----- The data -----
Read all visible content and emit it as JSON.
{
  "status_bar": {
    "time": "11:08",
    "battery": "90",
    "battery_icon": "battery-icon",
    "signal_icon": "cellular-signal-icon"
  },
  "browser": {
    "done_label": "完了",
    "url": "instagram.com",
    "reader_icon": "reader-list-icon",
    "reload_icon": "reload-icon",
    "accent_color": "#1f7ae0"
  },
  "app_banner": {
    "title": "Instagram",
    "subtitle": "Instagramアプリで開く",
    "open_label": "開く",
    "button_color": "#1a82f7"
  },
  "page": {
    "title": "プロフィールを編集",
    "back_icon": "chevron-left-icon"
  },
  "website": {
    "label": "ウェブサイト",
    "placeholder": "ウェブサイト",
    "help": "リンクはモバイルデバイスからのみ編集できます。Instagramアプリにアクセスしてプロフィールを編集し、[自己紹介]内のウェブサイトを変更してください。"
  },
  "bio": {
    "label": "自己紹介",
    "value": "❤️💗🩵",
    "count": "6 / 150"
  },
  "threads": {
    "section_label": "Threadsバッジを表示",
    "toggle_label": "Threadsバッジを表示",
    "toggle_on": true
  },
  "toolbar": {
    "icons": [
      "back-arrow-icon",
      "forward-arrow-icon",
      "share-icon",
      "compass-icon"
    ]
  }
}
-----
-- Goal --
Report each line of the material above where the word "battery" appears.

-- Finished task --
    "battery": "90",
    "battery_icon": "battery-icon",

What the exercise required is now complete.